Records to process:
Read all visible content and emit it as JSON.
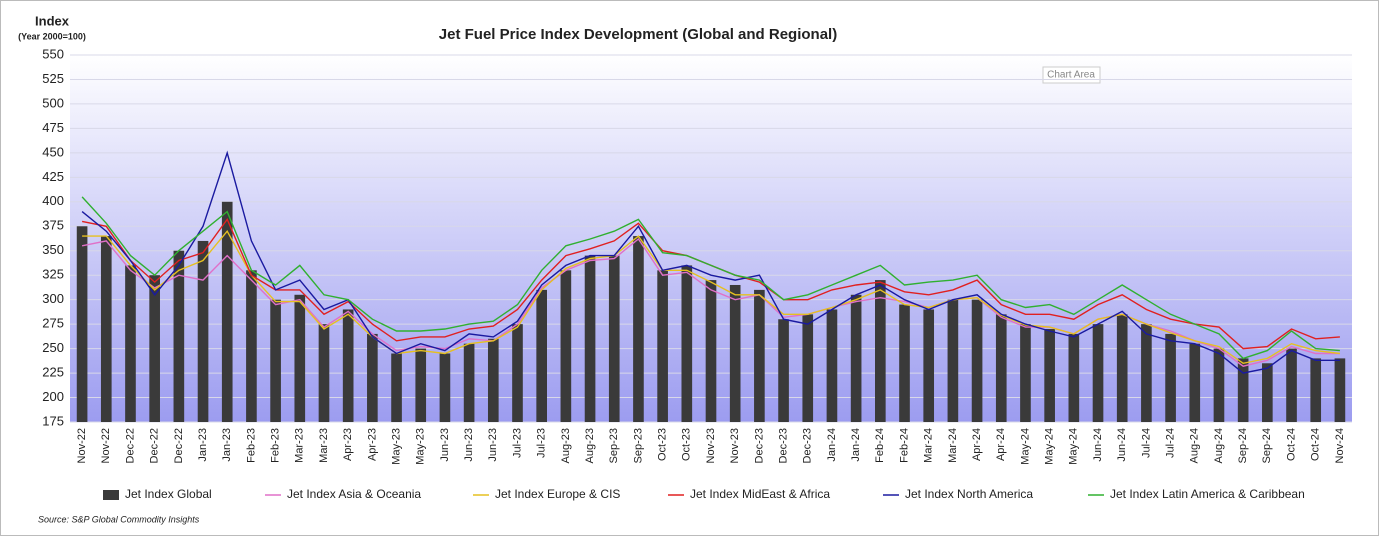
{
  "chart_data": {
    "type": "combo",
    "title": "Jet Fuel Price Index Development (Global and Regional)",
    "y_label": "Index",
    "y_sublabel": "(Year 2000=100)",
    "source": "Source: S&P Global Commodity Insights",
    "tooltip": "Chart Area",
    "categories": [
      "Nov-22",
      "Nov-22",
      "Dec-22",
      "Dec-22",
      "Dec-22",
      "Jan-23",
      "Jan-23",
      "Feb-23",
      "Feb-23",
      "Mar-23",
      "Mar-23",
      "Apr-23",
      "Apr-23",
      "May-23",
      "May-23",
      "Jun-23",
      "Jun-23",
      "Jun-23",
      "Jul-23",
      "Jul-23",
      "Aug-23",
      "Aug-23",
      "Sep-23",
      "Sep-23",
      "Oct-23",
      "Oct-23",
      "Nov-23",
      "Nov-23",
      "Dec-23",
      "Dec-23",
      "Dec-23",
      "Jan-24",
      "Jan-24",
      "Feb-24",
      "Feb-24",
      "Mar-24",
      "Mar-24",
      "Apr-24",
      "Apr-24",
      "May-24",
      "May-24",
      "May-24",
      "Jun-24",
      "Jun-24",
      "Jul-24",
      "Jul-24",
      "Aug-24",
      "Aug-24",
      "Sep-24",
      "Sep-24",
      "Oct-24",
      "Oct-24",
      "Nov-24"
    ],
    "series": [
      {
        "name": "Jet Index Global",
        "type": "bar",
        "color": "#3a3a3a",
        "values": [
          375,
          365,
          335,
          325,
          350,
          360,
          400,
          330,
          300,
          305,
          275,
          290,
          265,
          245,
          250,
          245,
          255,
          260,
          275,
          310,
          330,
          345,
          345,
          365,
          330,
          335,
          320,
          315,
          310,
          280,
          285,
          290,
          305,
          320,
          295,
          290,
          300,
          300,
          285,
          275,
          270,
          265,
          275,
          285,
          275,
          265,
          255,
          250,
          240,
          235,
          250,
          240,
          240
        ]
      },
      {
        "name": "Jet Index Asia & Oceania",
        "type": "line",
        "color": "#e070c8",
        "values": [
          355,
          360,
          330,
          312,
          325,
          320,
          345,
          320,
          295,
          300,
          272,
          288,
          265,
          248,
          252,
          250,
          260,
          258,
          275,
          312,
          330,
          340,
          342,
          362,
          325,
          328,
          310,
          300,
          305,
          282,
          285,
          292,
          298,
          302,
          298,
          292,
          300,
          302,
          282,
          272,
          272,
          265,
          280,
          285,
          275,
          268,
          258,
          250,
          232,
          238,
          252,
          245,
          245
        ]
      },
      {
        "name": "Jet Index Europe & CIS",
        "type": "line",
        "color": "#e6c020",
        "values": [
          365,
          365,
          335,
          310,
          330,
          340,
          370,
          325,
          298,
          298,
          270,
          285,
          262,
          245,
          248,
          245,
          255,
          258,
          272,
          310,
          332,
          342,
          345,
          365,
          330,
          330,
          318,
          305,
          305,
          285,
          285,
          292,
          300,
          310,
          295,
          292,
          300,
          302,
          284,
          274,
          272,
          265,
          280,
          285,
          275,
          266,
          258,
          252,
          235,
          240,
          255,
          248,
          245
        ]
      },
      {
        "name": "Jet Index MidEast & Africa",
        "type": "line",
        "color": "#e02020",
        "values": [
          380,
          375,
          340,
          318,
          340,
          348,
          382,
          325,
          310,
          310,
          285,
          298,
          275,
          258,
          262,
          262,
          270,
          273,
          290,
          320,
          345,
          352,
          360,
          378,
          350,
          345,
          335,
          325,
          318,
          300,
          300,
          310,
          315,
          318,
          308,
          305,
          310,
          320,
          295,
          285,
          285,
          280,
          295,
          305,
          290,
          280,
          275,
          272,
          250,
          252,
          270,
          260,
          262
        ]
      },
      {
        "name": "Jet Index North America",
        "type": "line",
        "color": "#1a1aa0",
        "values": [
          390,
          370,
          340,
          305,
          335,
          375,
          450,
          360,
          310,
          320,
          290,
          300,
          262,
          245,
          255,
          248,
          265,
          262,
          278,
          315,
          335,
          345,
          345,
          375,
          330,
          335,
          325,
          320,
          325,
          280,
          275,
          290,
          305,
          315,
          300,
          290,
          300,
          305,
          285,
          275,
          268,
          262,
          275,
          288,
          265,
          258,
          255,
          245,
          225,
          230,
          248,
          238,
          238
        ]
      },
      {
        "name": "Jet Index Latin America & Caribbean",
        "type": "line",
        "color": "#30b030",
        "values": [
          405,
          378,
          345,
          325,
          350,
          370,
          390,
          330,
          315,
          335,
          305,
          300,
          280,
          268,
          268,
          270,
          275,
          278,
          295,
          330,
          355,
          362,
          370,
          382,
          348,
          345,
          335,
          325,
          320,
          300,
          305,
          315,
          325,
          335,
          315,
          318,
          320,
          325,
          300,
          292,
          295,
          285,
          300,
          315,
          300,
          285,
          275,
          265,
          240,
          248,
          268,
          250,
          248
        ]
      }
    ],
    "ylim": [
      175,
      550
    ],
    "yticks": [
      175,
      200,
      225,
      250,
      275,
      300,
      325,
      350,
      375,
      400,
      425,
      450,
      475,
      500,
      525,
      550
    ],
    "grid": true
  }
}
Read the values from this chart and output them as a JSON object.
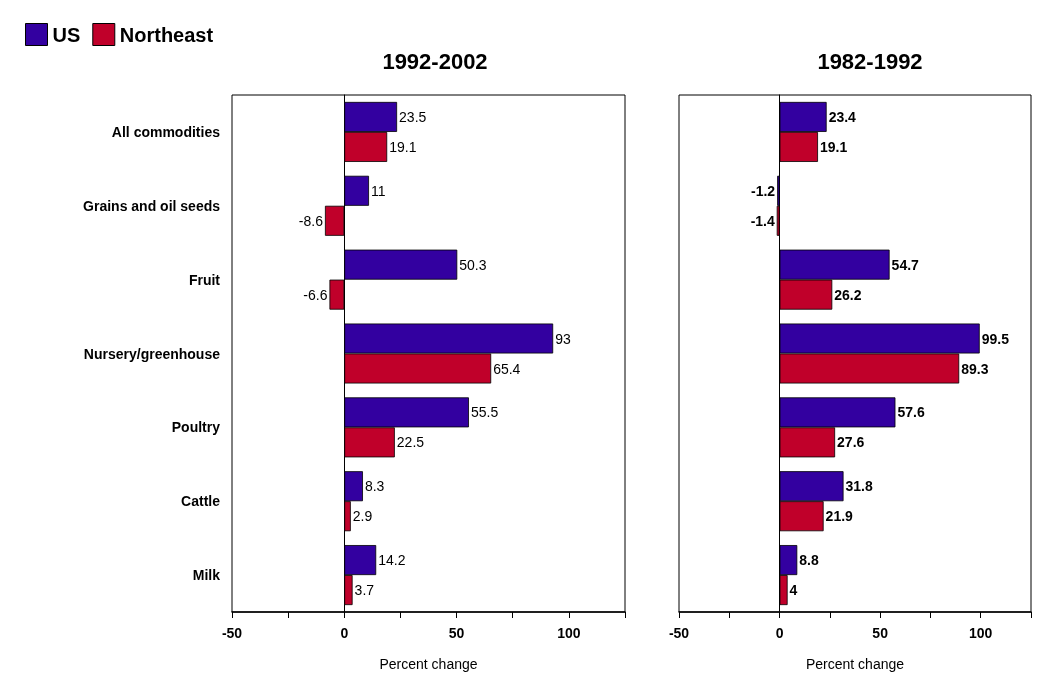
{
  "chart_data": [
    {
      "type": "bar",
      "orientation": "horizontal",
      "title": "1992-2002",
      "xlabel": "Percent change",
      "categories": [
        "All commodities",
        "Grains and oil seeds",
        "Fruit",
        "Nursery/greenhouse",
        "Poultry",
        "Cattle",
        "Milk"
      ],
      "series": [
        {
          "name": "US",
          "color": "#3300a0",
          "values": [
            23.5,
            11,
            50.3,
            93,
            55.5,
            8.3,
            14.2
          ]
        },
        {
          "name": "Northeast",
          "color": "#c0002a",
          "values": [
            19.1,
            -8.6,
            -6.6,
            65.4,
            22.5,
            2.9,
            3.7
          ]
        }
      ],
      "xlim": [
        -50,
        125
      ],
      "xticks": [
        -50,
        {
          "value": -25,
          "label": null
        },
        0,
        {
          "value": 25,
          "label": null
        },
        50,
        {
          "value": 75,
          "label": null
        },
        100,
        {
          "value": 125,
          "label": null
        }
      ],
      "data_labels": true,
      "legend": "top left"
    },
    {
      "type": "bar",
      "orientation": "horizontal",
      "title": "1982-1992",
      "xlabel": "Percent change",
      "categories": [
        null,
        null,
        null,
        null,
        null,
        null,
        null
      ],
      "series": [
        {
          "color": "#3300a0",
          "values": [
            23.4,
            -1.2,
            54.7,
            99.5,
            57.6,
            31.8,
            8.8
          ]
        },
        {
          "color": "#c0002a",
          "values": [
            19.1,
            -1.4,
            26.2,
            89.3,
            27.6,
            21.9,
            4
          ]
        }
      ],
      "xlim": [
        -50,
        125
      ],
      "xticks": [
        -50,
        {
          "value": -25,
          "label": null
        },
        0,
        {
          "value": 25,
          "label": null
        },
        50,
        {
          "value": 75,
          "label": null
        },
        100,
        {
          "value": 125,
          "label": null
        }
      ],
      "data_labels": true
    }
  ]
}
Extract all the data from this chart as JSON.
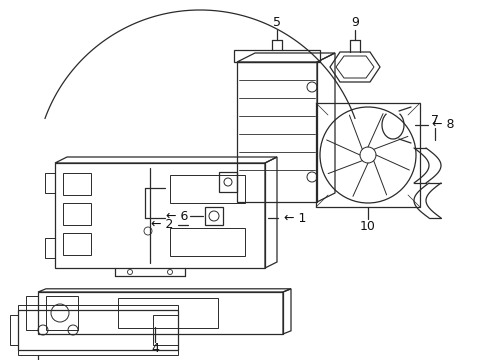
{
  "bg_color": "#ffffff",
  "line_color": "#2a2a2a",
  "label_color": "#111111",
  "figsize": [
    4.9,
    3.6
  ],
  "dpi": 100,
  "label_fontsize": 9
}
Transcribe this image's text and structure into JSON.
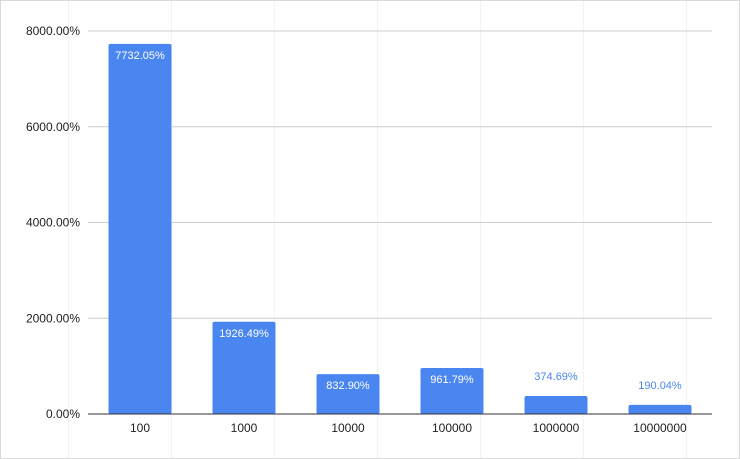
{
  "chart_data": {
    "type": "bar",
    "categories": [
      "100",
      "1000",
      "10000",
      "100000",
      "1000000",
      "10000000"
    ],
    "values": [
      7732.05,
      1926.49,
      832.9,
      961.79,
      374.69,
      190.04
    ],
    "data_labels": [
      "7732.05%",
      "1926.49%",
      "832.90%",
      "961.79%",
      "374.69%",
      "190.04%"
    ],
    "y_ticks": [
      0,
      2000,
      4000,
      6000,
      8000
    ],
    "y_tick_labels": [
      "0.00%",
      "2000.00%",
      "4000.00%",
      "6000.00%",
      "8000.00%"
    ],
    "ylim": [
      0,
      8000
    ],
    "grid": true,
    "legend": "none",
    "bar_color": "#4a86f0",
    "title": "",
    "xlabel": "",
    "ylabel": ""
  }
}
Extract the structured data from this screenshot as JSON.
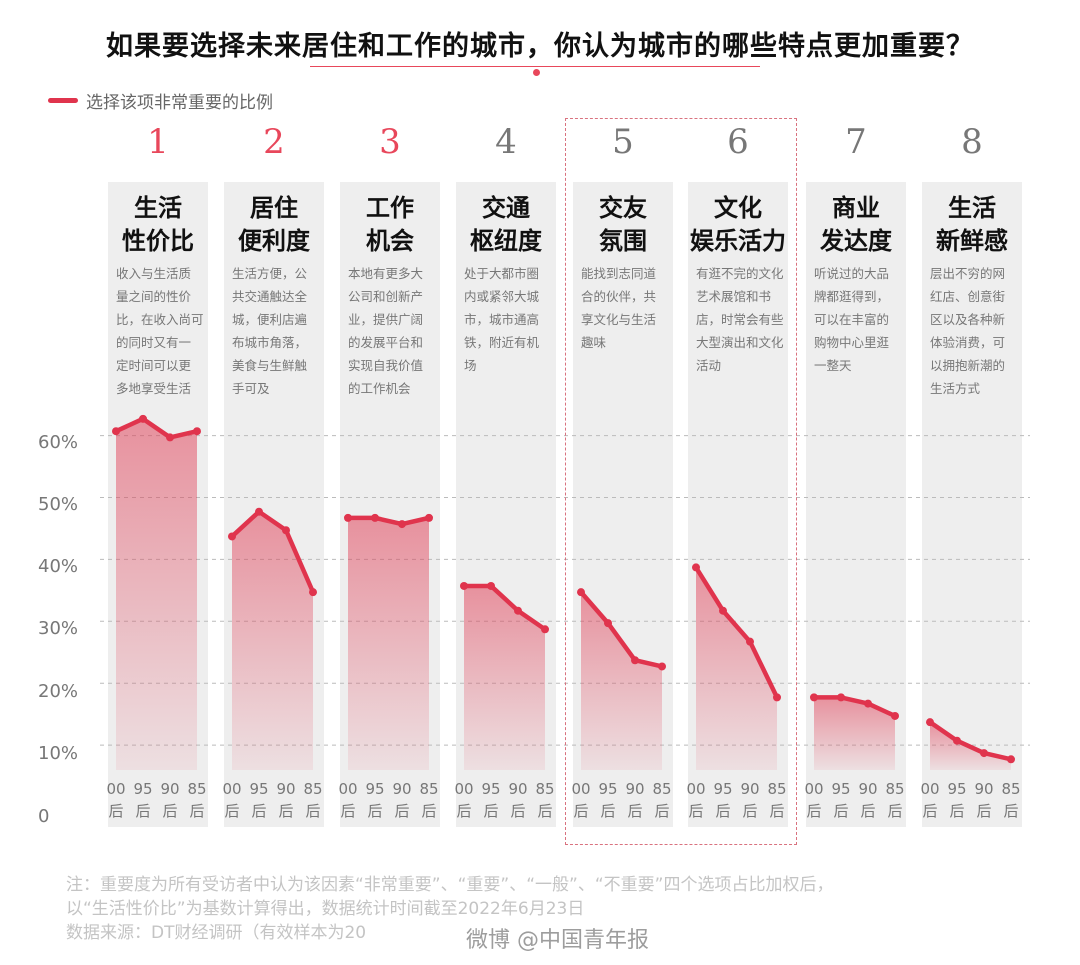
{
  "title": "如果要选择未来居住和工作的城市，你认为城市的哪些特点更加重要？",
  "legend_label": "选择该项非常重要的比例",
  "footnote": {
    "line1": "注：重要度为所有受访者中认为该因素“非常重要”、“重要”、“一般”、“不重要”四个选项占比加权后，",
    "line2": "以“生活性价比”为基数计算得出，数据统计时间截至2022年6月23日",
    "line3": "数据来源：DT财经调研（有效样本为20"
  },
  "watermark": "微博 @中国青年报",
  "colors": {
    "accent": "#e0344d",
    "rank_top": "#e8475b",
    "rank_other": "#777777",
    "column_bg": "#eeeeee"
  },
  "chart_data": {
    "type": "line",
    "title": "如果要选择未来居住和工作的城市，你认为城市的哪些特点更加重要？",
    "legend": "选择该项非常重要的比例",
    "y_ticks": [
      "60%",
      "50%",
      "40%",
      "30%",
      "20%",
      "10%",
      "0"
    ],
    "ylim": [
      0,
      0.65
    ],
    "generations": [
      [
        "00",
        "后"
      ],
      [
        "95",
        "后"
      ],
      [
        "90",
        "后"
      ],
      [
        "85",
        "后"
      ]
    ],
    "grid": true,
    "highlight": [
      5,
      6
    ],
    "categories": [
      {
        "rank": "1",
        "name": "生活\n性价比",
        "desc": [
          "收入与生活质",
          "量之间的性价",
          "比，在收入尚可",
          "的同时又有一",
          "定时间可以更",
          "多地享受生活"
        ],
        "values": [
          0.62,
          0.64,
          0.61,
          0.62
        ]
      },
      {
        "rank": "2",
        "name": "居住\n便利度",
        "desc": [
          "生活方便，公",
          "共交通触达全",
          "城，便利店遍",
          "布城市角落，",
          "美食与生鲜触",
          "手可及"
        ],
        "values": [
          0.45,
          0.49,
          0.46,
          0.36
        ]
      },
      {
        "rank": "3",
        "name": "工作\n机会",
        "desc": [
          "本地有更多大",
          "公司和创新产",
          "业，提供广阔",
          "的发展平台和",
          "实现自我价值",
          "的工作机会"
        ],
        "values": [
          0.48,
          0.48,
          0.47,
          0.48
        ]
      },
      {
        "rank": "4",
        "name": "交通\n枢纽度",
        "desc": [
          "处于大都市圈",
          "内或紧邻大城",
          "市，城市通高",
          "铁，附近有机",
          "场"
        ],
        "values": [
          0.37,
          0.37,
          0.33,
          0.3
        ]
      },
      {
        "rank": "5",
        "name": "交友\n氛围",
        "desc": [
          "能找到志同道",
          "合的伙伴，共",
          "享文化与生活",
          "趣味"
        ],
        "values": [
          0.36,
          0.31,
          0.25,
          0.24
        ]
      },
      {
        "rank": "6",
        "name": "文化\n娱乐活力",
        "desc": [
          "有逛不完的文化",
          "艺术展馆和书",
          "店，时常会有些",
          "大型演出和文化",
          "活动"
        ],
        "values": [
          0.4,
          0.33,
          0.28,
          0.19
        ]
      },
      {
        "rank": "7",
        "name": "商业\n发达度",
        "desc": [
          "听说过的大品",
          "牌都逛得到，",
          "可以在丰富的",
          "购物中心里逛",
          "一整天"
        ],
        "values": [
          0.19,
          0.19,
          0.18,
          0.16
        ]
      },
      {
        "rank": "8",
        "name": "生活\n新鲜感",
        "desc": [
          "层出不穷的网",
          "红店、创意街",
          "区以及各种新",
          "体验消费，可",
          "以拥抱新潮的",
          "生活方式"
        ],
        "values": [
          0.15,
          0.12,
          0.1,
          0.09
        ]
      }
    ]
  }
}
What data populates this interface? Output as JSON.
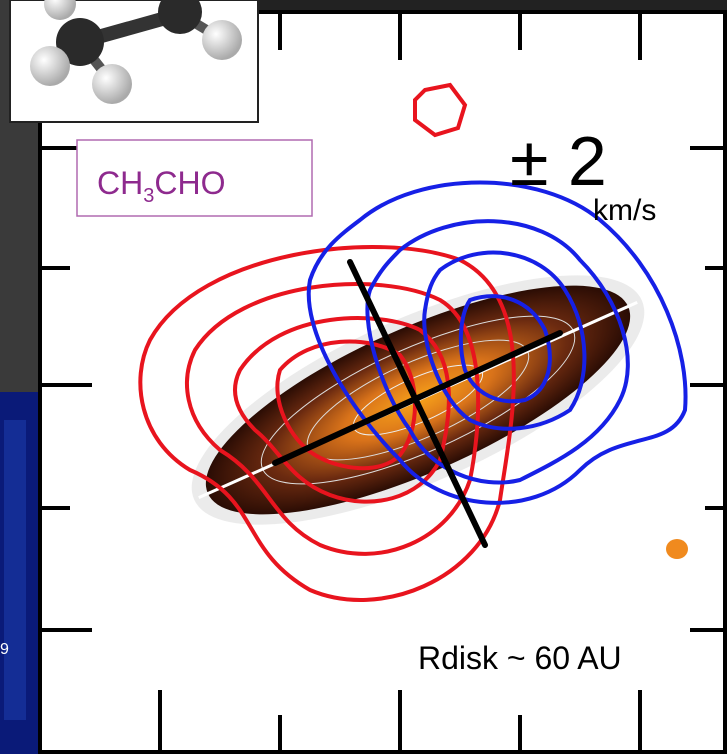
{
  "species": {
    "main": "CH",
    "sub": "3",
    "rest": "CHO"
  },
  "velocity": {
    "value": "± 2",
    "unit": "km/s"
  },
  "disk_radius": "Rdisk ~ 60 AU",
  "side_panel_label": "9"
}
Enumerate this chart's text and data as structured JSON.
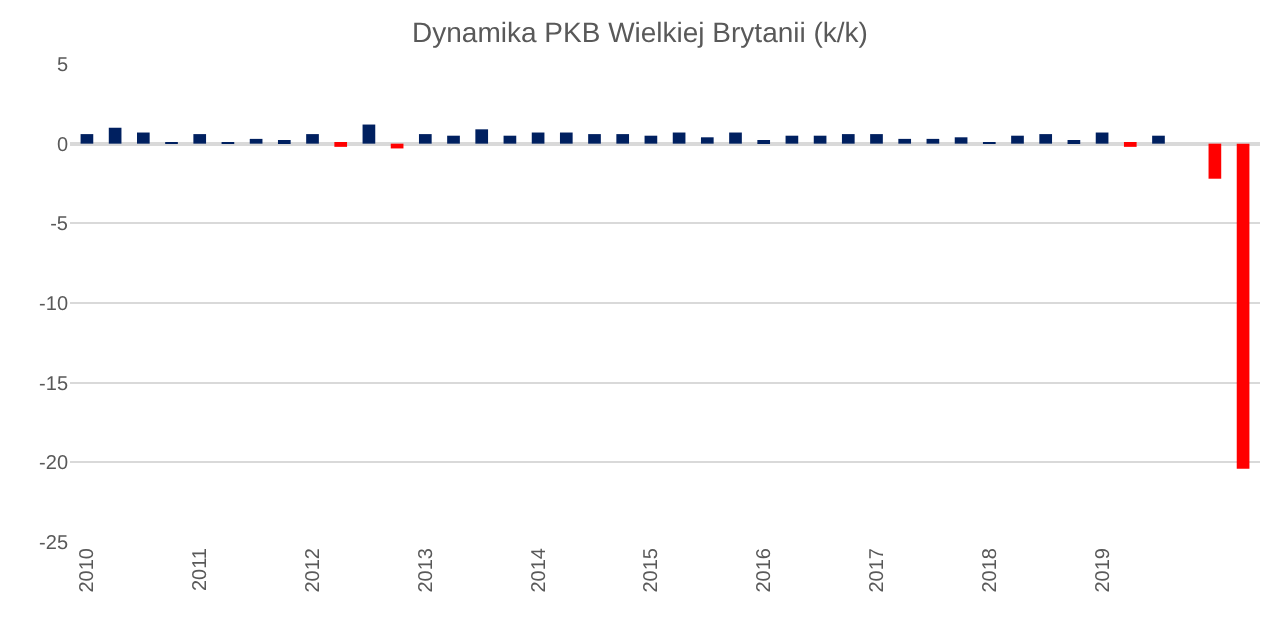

What this task involves: The string "如果要选择未来居住和工作的城市" may appear in lines of the listing above; tally those lines and give the number only.

Result of the task: 2